** Problem to solve **
Return a copy of every line in the records that includes the word "Windows".

====

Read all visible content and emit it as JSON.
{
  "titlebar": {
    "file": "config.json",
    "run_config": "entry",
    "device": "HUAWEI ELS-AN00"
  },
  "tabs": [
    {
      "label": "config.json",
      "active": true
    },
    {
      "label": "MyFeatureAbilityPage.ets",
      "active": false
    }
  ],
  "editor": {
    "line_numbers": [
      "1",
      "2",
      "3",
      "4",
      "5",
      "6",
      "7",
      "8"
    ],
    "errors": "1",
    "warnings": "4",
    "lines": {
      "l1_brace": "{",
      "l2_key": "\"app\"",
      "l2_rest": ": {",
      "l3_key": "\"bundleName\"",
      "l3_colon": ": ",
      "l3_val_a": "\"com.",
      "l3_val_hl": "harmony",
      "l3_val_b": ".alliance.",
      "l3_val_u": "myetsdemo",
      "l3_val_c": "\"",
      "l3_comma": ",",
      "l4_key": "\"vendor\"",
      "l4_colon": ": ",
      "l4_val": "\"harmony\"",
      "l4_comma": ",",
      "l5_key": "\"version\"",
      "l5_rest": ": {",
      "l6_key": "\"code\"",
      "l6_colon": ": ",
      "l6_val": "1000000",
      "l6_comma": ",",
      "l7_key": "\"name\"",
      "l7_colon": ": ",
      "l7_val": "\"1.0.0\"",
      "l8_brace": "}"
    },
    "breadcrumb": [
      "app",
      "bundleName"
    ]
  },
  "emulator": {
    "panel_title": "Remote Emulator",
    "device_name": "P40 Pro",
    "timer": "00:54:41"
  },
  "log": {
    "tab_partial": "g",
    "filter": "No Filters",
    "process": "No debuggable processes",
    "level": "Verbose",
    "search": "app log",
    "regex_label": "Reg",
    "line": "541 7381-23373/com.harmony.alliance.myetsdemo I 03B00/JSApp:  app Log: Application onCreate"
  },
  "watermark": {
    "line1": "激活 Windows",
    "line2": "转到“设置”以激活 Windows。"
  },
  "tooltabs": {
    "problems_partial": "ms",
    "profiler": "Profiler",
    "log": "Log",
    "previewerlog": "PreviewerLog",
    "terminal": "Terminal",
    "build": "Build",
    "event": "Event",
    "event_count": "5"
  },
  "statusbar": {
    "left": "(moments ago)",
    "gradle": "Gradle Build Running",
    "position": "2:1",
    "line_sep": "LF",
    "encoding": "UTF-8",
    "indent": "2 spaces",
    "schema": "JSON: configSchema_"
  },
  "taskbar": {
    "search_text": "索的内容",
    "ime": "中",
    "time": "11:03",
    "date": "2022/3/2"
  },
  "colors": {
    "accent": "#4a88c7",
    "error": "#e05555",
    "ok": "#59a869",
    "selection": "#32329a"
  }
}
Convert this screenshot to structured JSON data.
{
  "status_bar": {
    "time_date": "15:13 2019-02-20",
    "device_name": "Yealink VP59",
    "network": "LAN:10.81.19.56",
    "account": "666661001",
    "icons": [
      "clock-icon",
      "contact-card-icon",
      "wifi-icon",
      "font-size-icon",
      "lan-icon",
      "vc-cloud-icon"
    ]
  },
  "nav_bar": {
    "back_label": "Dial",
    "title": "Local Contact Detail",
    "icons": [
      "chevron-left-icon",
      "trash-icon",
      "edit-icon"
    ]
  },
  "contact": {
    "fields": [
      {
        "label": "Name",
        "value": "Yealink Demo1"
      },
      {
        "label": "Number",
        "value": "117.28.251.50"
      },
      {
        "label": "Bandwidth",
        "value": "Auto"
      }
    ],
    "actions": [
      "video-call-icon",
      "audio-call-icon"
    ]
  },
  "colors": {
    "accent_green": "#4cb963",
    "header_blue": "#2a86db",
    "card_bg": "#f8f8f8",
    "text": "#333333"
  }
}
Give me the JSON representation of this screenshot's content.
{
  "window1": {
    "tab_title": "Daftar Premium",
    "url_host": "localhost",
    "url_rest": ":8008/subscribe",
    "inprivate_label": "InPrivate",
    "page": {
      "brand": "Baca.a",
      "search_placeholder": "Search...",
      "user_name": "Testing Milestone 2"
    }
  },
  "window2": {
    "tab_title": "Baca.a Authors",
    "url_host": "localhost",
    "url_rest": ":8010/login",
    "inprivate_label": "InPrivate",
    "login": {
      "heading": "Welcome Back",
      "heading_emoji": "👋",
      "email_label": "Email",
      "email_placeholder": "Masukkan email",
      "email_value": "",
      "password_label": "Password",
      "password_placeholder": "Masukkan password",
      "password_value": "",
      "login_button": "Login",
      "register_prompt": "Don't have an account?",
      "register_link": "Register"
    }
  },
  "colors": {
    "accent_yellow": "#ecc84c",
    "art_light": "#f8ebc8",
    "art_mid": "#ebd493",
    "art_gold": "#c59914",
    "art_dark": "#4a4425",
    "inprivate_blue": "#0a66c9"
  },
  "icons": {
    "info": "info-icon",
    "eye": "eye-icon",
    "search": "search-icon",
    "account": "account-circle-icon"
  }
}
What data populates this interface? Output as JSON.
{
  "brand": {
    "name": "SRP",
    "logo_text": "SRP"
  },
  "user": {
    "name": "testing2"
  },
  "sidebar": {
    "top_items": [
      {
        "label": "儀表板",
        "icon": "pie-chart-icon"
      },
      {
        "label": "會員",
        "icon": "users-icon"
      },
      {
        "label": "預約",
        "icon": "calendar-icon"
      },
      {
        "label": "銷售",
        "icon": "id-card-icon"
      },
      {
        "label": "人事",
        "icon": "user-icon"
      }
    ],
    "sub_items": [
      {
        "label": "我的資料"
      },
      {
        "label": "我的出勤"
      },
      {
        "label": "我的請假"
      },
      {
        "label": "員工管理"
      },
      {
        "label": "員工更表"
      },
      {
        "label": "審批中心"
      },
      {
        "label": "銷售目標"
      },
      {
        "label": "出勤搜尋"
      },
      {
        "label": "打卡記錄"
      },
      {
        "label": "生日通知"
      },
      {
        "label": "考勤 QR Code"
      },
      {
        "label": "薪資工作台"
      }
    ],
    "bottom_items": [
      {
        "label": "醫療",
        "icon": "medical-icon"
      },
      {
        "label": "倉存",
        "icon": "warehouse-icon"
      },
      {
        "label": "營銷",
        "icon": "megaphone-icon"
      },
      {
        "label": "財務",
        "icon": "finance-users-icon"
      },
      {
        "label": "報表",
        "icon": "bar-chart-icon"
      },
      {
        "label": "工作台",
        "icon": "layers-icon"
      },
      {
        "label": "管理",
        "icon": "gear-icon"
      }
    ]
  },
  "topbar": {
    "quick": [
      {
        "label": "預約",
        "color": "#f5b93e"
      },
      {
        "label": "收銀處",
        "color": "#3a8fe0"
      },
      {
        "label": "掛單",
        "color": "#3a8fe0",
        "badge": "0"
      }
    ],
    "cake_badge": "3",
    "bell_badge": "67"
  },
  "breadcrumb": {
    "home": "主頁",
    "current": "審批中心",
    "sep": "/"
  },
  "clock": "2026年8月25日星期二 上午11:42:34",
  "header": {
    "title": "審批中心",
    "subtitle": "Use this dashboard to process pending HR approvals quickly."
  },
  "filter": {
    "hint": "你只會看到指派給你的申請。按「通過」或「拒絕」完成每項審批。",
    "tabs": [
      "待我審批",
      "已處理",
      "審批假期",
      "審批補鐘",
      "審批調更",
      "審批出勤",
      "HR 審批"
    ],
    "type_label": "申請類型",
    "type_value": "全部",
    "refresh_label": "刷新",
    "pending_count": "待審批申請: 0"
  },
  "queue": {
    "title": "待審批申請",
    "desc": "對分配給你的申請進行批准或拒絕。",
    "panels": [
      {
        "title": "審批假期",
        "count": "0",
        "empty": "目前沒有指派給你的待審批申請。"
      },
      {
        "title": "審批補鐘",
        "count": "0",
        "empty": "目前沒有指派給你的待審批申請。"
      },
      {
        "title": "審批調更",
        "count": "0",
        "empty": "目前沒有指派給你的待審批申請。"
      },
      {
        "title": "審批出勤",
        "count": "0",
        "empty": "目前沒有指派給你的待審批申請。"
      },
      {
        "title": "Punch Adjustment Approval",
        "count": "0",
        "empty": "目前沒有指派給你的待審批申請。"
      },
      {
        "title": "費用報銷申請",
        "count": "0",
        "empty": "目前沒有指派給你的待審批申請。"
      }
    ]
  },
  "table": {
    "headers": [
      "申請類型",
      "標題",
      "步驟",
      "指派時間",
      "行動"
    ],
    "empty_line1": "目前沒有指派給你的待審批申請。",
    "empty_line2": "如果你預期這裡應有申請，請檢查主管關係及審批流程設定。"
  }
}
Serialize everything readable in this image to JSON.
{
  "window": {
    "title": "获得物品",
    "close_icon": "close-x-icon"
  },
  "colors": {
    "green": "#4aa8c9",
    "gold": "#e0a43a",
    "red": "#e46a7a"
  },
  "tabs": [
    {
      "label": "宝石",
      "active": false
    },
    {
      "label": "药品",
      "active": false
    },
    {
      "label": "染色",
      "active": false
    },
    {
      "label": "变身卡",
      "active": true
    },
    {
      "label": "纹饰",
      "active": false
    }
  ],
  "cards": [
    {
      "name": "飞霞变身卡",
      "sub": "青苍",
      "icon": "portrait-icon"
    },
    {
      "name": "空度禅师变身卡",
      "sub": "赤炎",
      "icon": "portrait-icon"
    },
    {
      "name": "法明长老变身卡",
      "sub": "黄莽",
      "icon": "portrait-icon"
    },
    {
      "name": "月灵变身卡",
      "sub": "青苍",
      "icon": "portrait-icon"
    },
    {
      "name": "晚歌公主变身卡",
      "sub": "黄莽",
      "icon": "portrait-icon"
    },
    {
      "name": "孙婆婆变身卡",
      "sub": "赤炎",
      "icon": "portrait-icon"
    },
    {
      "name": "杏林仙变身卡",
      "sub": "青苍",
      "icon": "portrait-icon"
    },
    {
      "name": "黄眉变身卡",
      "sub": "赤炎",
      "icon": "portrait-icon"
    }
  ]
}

====

** Result of the exercise **
    "line1": "激活 Windows",
    "line2": "转到“设置”以激活 Windows。"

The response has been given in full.